Listed records start

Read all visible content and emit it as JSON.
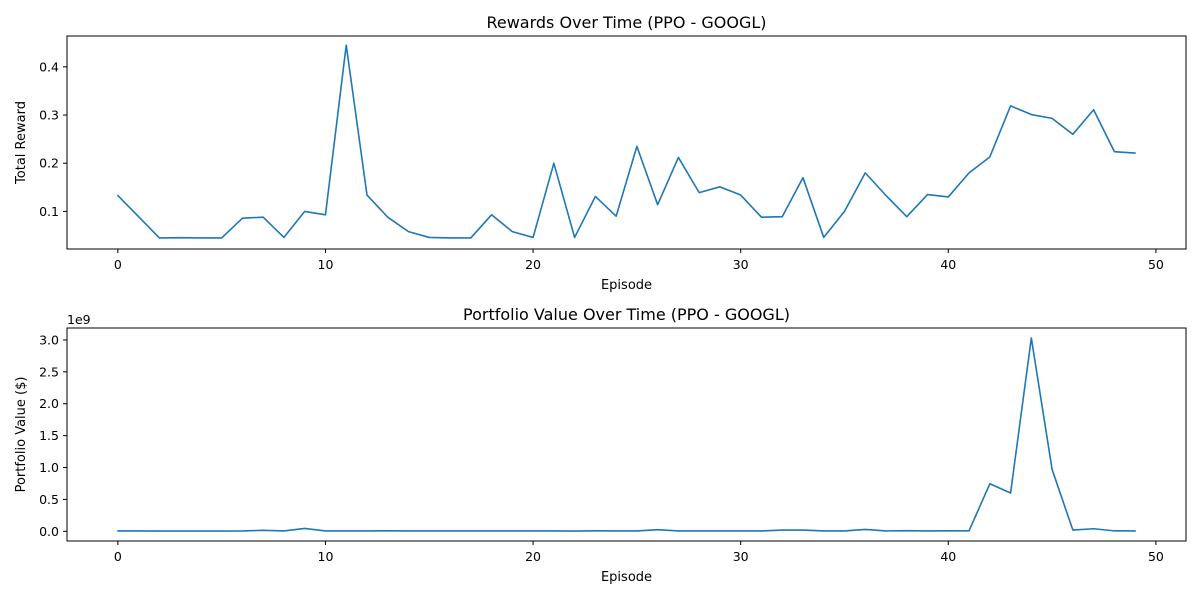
{
  "chart_data": [
    {
      "type": "line",
      "title": "Rewards Over Time (PPO - GOOGL)",
      "xlabel": "Episode",
      "ylabel": "Total Reward",
      "xlim": [
        -2.45,
        51.45
      ],
      "ylim": [
        0.022,
        0.464
      ],
      "xticks": [
        0,
        10,
        20,
        30,
        40,
        50
      ],
      "xtick_labels": [
        "0",
        "10",
        "20",
        "30",
        "40",
        "50"
      ],
      "yticks": [
        0.1,
        0.2,
        0.3,
        0.4
      ],
      "ytick_labels": [
        "0.1",
        "0.2",
        "0.3",
        "0.4"
      ],
      "grid": false,
      "series": [
        {
          "name": "",
          "color": "#1f77b4",
          "x": [
            0,
            1,
            2,
            3,
            4,
            5,
            6,
            7,
            8,
            9,
            10,
            11,
            12,
            13,
            14,
            15,
            16,
            17,
            18,
            19,
            20,
            21,
            22,
            23,
            24,
            25,
            26,
            27,
            28,
            29,
            30,
            31,
            32,
            33,
            34,
            35,
            36,
            37,
            38,
            39,
            40,
            41,
            42,
            43,
            44,
            45,
            46,
            47,
            48,
            49
          ],
          "y": [
            0.133,
            0.089,
            0.045,
            0.0455,
            0.045,
            0.045,
            0.086,
            0.088,
            0.046,
            0.1,
            0.093,
            0.445,
            0.134,
            0.088,
            0.058,
            0.046,
            0.045,
            0.045,
            0.093,
            0.058,
            0.046,
            0.2,
            0.046,
            0.131,
            0.09,
            0.235,
            0.114,
            0.212,
            0.139,
            0.151,
            0.134,
            0.088,
            0.089,
            0.17,
            0.046,
            0.1,
            0.18,
            0.133,
            0.089,
            0.135,
            0.13,
            0.18,
            0.213,
            0.319,
            0.301,
            0.293,
            0.26,
            0.311,
            0.224,
            0.221
          ]
        }
      ]
    },
    {
      "type": "line",
      "title": "Portfolio Value Over Time (PPO - GOOGL)",
      "xlabel": "Episode",
      "ylabel": "Portfolio Value ($)",
      "y_offset_label": "1e9",
      "xlim": [
        -2.45,
        51.45
      ],
      "ylim": [
        -0.152,
        3.187
      ],
      "xticks": [
        0,
        10,
        20,
        30,
        40,
        50
      ],
      "xtick_labels": [
        "0",
        "10",
        "20",
        "30",
        "40",
        "50"
      ],
      "yticks": [
        0.0,
        0.5,
        1.0,
        1.5,
        2.0,
        2.5,
        3.0
      ],
      "ytick_labels": [
        "0.0",
        "0.5",
        "1.0",
        "1.5",
        "2.0",
        "2.5",
        "3.0"
      ],
      "grid": false,
      "series": [
        {
          "name": "",
          "color": "#1f77b4",
          "x": [
            0,
            1,
            2,
            3,
            4,
            5,
            6,
            7,
            8,
            9,
            10,
            11,
            12,
            13,
            14,
            15,
            16,
            17,
            18,
            19,
            20,
            21,
            22,
            23,
            24,
            25,
            26,
            27,
            28,
            29,
            30,
            31,
            32,
            33,
            34,
            35,
            36,
            37,
            38,
            39,
            40,
            41,
            42,
            43,
            44,
            45,
            46,
            47,
            48,
            49
          ],
          "y": [
            0.005,
            0.005,
            0.004,
            0.004,
            0.004,
            0.004,
            0.005,
            0.015,
            0.005,
            0.045,
            0.005,
            0.005,
            0.005,
            0.008,
            0.006,
            0.005,
            0.005,
            0.005,
            0.005,
            0.005,
            0.005,
            0.005,
            0.004,
            0.008,
            0.005,
            0.005,
            0.025,
            0.006,
            0.006,
            0.005,
            0.005,
            0.005,
            0.02,
            0.02,
            0.006,
            0.006,
            0.03,
            0.006,
            0.01,
            0.006,
            0.008,
            0.007,
            0.745,
            0.6,
            3.03,
            0.97,
            0.02,
            0.04,
            0.007,
            0.005
          ]
        }
      ]
    }
  ]
}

Listed records end

*Set exercise*
The records above must be echoed exactly, minus their pictures.

*Result of the task*
Read all visible content and emit it as JSON.
{
  "chart_data": [
    {
      "type": "line",
      "title": "Rewards Over Time (PPO - GOOGL)",
      "xlabel": "Episode",
      "ylabel": "Total Reward",
      "xlim": [
        -2.45,
        51.45
      ],
      "ylim": [
        0.022,
        0.464
      ],
      "xticks": [
        0,
        10,
        20,
        30,
        40,
        50
      ],
      "xtick_labels": [
        "0",
        "10",
        "20",
        "30",
        "40",
        "50"
      ],
      "yticks": [
        0.1,
        0.2,
        0.3,
        0.4
      ],
      "ytick_labels": [
        "0.1",
        "0.2",
        "0.3",
        "0.4"
      ],
      "grid": false,
      "series": [
        {
          "name": "",
          "color": "#1f77b4",
          "x": [
            0,
            1,
            2,
            3,
            4,
            5,
            6,
            7,
            8,
            9,
            10,
            11,
            12,
            13,
            14,
            15,
            16,
            17,
            18,
            19,
            20,
            21,
            22,
            23,
            24,
            25,
            26,
            27,
            28,
            29,
            30,
            31,
            32,
            33,
            34,
            35,
            36,
            37,
            38,
            39,
            40,
            41,
            42,
            43,
            44,
            45,
            46,
            47,
            48,
            49
          ],
          "y": [
            0.133,
            0.089,
            0.045,
            0.0455,
            0.045,
            0.045,
            0.086,
            0.088,
            0.046,
            0.1,
            0.093,
            0.445,
            0.134,
            0.088,
            0.058,
            0.046,
            0.045,
            0.045,
            0.093,
            0.058,
            0.046,
            0.2,
            0.046,
            0.131,
            0.09,
            0.235,
            0.114,
            0.212,
            0.139,
            0.151,
            0.134,
            0.088,
            0.089,
            0.17,
            0.046,
            0.1,
            0.18,
            0.133,
            0.089,
            0.135,
            0.13,
            0.18,
            0.213,
            0.319,
            0.301,
            0.293,
            0.26,
            0.311,
            0.224,
            0.221
          ]
        }
      ]
    },
    {
      "type": "line",
      "title": "Portfolio Value Over Time (PPO - GOOGL)",
      "xlabel": "Episode",
      "ylabel": "Portfolio Value ($)",
      "y_offset_label": "1e9",
      "xlim": [
        -2.45,
        51.45
      ],
      "ylim": [
        -0.152,
        3.187
      ],
      "xticks": [
        0,
        10,
        20,
        30,
        40,
        50
      ],
      "xtick_labels": [
        "0",
        "10",
        "20",
        "30",
        "40",
        "50"
      ],
      "yticks": [
        0.0,
        0.5,
        1.0,
        1.5,
        2.0,
        2.5,
        3.0
      ],
      "ytick_labels": [
        "0.0",
        "0.5",
        "1.0",
        "1.5",
        "2.0",
        "2.5",
        "3.0"
      ],
      "grid": false,
      "series": [
        {
          "name": "",
          "color": "#1f77b4",
          "x": [
            0,
            1,
            2,
            3,
            4,
            5,
            6,
            7,
            8,
            9,
            10,
            11,
            12,
            13,
            14,
            15,
            16,
            17,
            18,
            19,
            20,
            21,
            22,
            23,
            24,
            25,
            26,
            27,
            28,
            29,
            30,
            31,
            32,
            33,
            34,
            35,
            36,
            37,
            38,
            39,
            40,
            41,
            42,
            43,
            44,
            45,
            46,
            47,
            48,
            49
          ],
          "y": [
            0.005,
            0.005,
            0.004,
            0.004,
            0.004,
            0.004,
            0.005,
            0.015,
            0.005,
            0.045,
            0.005,
            0.005,
            0.005,
            0.008,
            0.006,
            0.005,
            0.005,
            0.005,
            0.005,
            0.005,
            0.005,
            0.005,
            0.004,
            0.008,
            0.005,
            0.005,
            0.025,
            0.006,
            0.006,
            0.005,
            0.005,
            0.005,
            0.02,
            0.02,
            0.006,
            0.006,
            0.03,
            0.006,
            0.01,
            0.006,
            0.008,
            0.007,
            0.745,
            0.6,
            3.03,
            0.97,
            0.02,
            0.04,
            0.007,
            0.005
          ]
        }
      ]
    }
  ]
}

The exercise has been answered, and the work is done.